— BEGIN Supplied records —
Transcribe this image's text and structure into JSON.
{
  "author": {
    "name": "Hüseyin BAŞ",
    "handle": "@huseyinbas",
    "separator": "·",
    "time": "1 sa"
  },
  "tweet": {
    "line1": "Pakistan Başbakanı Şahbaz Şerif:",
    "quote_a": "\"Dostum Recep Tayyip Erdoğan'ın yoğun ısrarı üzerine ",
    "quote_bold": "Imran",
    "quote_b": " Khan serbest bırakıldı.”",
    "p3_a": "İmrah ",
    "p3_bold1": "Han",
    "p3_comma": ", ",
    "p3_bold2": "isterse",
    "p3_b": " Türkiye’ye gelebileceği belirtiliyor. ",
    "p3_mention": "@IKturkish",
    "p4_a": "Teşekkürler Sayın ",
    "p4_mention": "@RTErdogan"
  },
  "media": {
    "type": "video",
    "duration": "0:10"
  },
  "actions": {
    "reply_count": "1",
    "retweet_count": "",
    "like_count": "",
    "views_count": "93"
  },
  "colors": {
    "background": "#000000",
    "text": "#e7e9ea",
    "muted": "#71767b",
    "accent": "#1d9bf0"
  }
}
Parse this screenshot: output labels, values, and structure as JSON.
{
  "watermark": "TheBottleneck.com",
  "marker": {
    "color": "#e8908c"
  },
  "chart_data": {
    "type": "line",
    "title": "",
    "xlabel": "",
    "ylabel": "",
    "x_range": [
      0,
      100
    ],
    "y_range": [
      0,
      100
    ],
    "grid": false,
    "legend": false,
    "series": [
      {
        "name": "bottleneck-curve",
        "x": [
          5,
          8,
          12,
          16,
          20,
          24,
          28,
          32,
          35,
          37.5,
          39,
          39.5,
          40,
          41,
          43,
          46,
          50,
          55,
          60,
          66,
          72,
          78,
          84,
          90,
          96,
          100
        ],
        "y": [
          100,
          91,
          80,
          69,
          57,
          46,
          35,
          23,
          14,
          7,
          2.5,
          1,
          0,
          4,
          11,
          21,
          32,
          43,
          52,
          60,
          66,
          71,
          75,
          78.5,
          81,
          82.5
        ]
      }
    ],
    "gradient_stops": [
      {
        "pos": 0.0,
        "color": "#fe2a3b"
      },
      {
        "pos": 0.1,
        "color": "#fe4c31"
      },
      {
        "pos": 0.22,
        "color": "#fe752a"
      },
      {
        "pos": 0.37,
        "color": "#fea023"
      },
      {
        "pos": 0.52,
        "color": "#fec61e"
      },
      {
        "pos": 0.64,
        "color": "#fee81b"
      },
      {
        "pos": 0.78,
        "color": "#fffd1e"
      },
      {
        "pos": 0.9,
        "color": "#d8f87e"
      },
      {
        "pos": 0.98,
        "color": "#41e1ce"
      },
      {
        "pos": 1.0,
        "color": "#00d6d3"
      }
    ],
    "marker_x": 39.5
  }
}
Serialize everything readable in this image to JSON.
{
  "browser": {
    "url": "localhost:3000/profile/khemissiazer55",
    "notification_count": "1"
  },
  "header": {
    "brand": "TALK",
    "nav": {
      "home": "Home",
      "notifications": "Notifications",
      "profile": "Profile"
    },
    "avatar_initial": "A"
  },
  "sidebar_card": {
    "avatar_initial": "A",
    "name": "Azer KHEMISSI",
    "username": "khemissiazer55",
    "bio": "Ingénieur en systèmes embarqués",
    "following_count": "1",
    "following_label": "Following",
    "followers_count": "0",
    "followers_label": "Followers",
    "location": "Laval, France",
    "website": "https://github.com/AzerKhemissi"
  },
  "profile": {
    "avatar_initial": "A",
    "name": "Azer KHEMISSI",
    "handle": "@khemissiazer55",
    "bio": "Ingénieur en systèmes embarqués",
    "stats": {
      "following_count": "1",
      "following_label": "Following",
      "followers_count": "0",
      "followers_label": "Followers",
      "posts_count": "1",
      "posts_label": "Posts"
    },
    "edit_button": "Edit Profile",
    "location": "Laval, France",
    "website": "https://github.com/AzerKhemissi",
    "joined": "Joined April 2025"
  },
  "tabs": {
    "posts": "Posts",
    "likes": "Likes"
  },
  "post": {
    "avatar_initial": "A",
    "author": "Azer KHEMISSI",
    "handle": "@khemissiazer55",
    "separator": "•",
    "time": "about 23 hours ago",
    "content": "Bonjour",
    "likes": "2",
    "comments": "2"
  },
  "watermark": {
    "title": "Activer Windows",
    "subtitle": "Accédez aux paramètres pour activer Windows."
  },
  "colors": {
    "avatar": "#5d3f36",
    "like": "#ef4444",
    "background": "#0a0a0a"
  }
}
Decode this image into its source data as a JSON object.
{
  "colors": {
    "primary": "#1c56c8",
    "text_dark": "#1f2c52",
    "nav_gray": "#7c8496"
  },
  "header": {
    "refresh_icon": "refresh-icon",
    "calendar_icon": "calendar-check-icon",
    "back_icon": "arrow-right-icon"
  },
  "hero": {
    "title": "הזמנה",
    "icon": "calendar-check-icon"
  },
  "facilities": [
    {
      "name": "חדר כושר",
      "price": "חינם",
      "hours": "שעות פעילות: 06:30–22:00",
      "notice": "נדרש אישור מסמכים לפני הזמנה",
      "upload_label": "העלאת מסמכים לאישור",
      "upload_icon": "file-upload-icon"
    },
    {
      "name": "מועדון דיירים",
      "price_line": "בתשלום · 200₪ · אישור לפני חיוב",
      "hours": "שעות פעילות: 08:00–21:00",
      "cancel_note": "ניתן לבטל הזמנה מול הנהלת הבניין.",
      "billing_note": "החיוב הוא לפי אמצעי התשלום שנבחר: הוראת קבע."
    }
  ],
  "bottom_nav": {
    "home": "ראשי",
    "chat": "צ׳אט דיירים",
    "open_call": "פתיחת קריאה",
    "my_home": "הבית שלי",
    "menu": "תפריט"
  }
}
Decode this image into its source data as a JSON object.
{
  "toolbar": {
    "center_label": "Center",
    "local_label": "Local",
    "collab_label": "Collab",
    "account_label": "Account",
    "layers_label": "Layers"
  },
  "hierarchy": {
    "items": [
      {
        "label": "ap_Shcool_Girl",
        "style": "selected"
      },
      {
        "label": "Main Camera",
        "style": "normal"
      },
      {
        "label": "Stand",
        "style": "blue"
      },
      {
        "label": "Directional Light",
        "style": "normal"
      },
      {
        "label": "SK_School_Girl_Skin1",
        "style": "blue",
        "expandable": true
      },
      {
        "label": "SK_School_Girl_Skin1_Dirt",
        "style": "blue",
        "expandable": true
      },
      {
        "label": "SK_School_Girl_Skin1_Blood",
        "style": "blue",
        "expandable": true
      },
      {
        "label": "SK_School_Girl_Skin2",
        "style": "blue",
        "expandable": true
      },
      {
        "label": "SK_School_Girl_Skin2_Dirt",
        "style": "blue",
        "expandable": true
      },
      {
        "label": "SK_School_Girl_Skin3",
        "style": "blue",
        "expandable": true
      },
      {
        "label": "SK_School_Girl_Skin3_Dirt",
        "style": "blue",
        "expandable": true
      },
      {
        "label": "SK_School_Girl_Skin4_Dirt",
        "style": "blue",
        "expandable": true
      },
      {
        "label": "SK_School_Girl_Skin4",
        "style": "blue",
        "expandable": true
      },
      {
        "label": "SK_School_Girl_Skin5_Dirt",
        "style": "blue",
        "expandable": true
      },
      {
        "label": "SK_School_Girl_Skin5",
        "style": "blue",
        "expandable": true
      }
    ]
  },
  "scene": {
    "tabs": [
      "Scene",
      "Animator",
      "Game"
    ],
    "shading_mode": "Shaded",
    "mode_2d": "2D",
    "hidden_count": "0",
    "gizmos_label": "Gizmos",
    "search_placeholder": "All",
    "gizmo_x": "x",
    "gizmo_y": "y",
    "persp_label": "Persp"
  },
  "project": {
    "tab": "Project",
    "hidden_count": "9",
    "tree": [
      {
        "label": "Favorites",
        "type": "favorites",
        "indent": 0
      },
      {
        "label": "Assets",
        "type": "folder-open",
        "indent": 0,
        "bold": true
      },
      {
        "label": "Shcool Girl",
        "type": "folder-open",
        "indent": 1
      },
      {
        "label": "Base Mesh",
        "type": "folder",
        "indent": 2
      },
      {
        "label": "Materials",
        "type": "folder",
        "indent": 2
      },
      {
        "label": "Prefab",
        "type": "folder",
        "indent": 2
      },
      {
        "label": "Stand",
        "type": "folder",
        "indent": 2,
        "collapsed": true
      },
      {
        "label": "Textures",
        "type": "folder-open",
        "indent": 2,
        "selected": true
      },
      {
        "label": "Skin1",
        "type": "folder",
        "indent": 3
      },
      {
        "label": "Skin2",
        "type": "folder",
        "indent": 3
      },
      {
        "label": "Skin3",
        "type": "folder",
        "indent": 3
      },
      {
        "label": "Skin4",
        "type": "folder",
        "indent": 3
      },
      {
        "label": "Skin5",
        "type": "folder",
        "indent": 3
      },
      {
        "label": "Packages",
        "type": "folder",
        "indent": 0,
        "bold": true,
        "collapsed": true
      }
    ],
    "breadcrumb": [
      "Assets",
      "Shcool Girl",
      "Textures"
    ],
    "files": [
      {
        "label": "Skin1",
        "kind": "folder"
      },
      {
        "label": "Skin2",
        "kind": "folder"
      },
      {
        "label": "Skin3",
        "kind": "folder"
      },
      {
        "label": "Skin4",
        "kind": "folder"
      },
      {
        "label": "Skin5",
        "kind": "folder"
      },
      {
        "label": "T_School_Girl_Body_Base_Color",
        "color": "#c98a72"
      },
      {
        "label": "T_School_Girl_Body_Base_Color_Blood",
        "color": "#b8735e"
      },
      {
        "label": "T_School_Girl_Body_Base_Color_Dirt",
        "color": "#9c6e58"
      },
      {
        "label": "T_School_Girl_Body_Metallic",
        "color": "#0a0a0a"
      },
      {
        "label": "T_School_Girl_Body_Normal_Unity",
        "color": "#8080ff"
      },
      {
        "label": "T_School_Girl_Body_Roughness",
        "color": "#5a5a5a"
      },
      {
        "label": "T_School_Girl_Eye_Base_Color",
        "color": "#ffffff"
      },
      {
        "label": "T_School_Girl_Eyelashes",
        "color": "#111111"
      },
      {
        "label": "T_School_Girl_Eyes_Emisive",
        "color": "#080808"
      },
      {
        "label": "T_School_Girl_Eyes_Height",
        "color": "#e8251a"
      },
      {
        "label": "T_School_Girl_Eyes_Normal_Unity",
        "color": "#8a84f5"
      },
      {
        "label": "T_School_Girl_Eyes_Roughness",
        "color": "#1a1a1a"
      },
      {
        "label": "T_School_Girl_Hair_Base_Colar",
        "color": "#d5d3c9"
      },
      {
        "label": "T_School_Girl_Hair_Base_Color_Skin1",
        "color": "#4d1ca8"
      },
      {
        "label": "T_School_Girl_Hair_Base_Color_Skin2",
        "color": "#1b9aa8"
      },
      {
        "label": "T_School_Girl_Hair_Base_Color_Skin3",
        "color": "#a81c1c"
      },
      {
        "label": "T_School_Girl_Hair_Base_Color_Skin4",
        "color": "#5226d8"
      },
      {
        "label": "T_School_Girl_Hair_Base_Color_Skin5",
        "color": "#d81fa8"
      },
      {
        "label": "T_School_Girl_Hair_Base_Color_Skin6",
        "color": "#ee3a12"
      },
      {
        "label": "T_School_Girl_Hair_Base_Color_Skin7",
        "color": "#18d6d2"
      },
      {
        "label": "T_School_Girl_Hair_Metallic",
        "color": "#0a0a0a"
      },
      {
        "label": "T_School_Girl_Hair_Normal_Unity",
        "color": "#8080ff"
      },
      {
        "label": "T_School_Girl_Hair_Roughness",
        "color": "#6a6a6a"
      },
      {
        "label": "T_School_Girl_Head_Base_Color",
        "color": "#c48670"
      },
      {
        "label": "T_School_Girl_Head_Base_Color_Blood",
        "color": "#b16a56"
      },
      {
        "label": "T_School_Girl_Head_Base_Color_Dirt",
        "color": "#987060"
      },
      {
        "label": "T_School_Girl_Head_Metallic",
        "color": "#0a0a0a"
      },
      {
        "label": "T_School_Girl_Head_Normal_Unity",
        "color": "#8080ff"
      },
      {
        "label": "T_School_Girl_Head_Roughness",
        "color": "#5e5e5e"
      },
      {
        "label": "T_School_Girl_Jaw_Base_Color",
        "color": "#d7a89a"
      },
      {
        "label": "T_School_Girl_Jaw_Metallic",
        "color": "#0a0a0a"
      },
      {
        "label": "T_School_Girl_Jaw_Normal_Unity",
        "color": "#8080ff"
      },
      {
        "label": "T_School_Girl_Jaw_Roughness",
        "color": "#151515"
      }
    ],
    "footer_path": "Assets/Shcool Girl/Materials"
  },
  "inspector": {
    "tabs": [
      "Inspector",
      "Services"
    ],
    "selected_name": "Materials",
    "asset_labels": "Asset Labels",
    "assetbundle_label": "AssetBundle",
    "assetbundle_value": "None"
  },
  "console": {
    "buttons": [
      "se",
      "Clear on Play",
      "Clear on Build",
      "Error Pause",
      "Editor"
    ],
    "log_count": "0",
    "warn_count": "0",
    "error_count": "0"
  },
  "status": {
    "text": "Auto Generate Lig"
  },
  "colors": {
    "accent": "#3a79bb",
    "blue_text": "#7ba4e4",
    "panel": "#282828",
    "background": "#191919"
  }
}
— END Supplied records —
- [To be done]: Count every line in the listing above that holds "background", then report only the count.

- [Output]: 3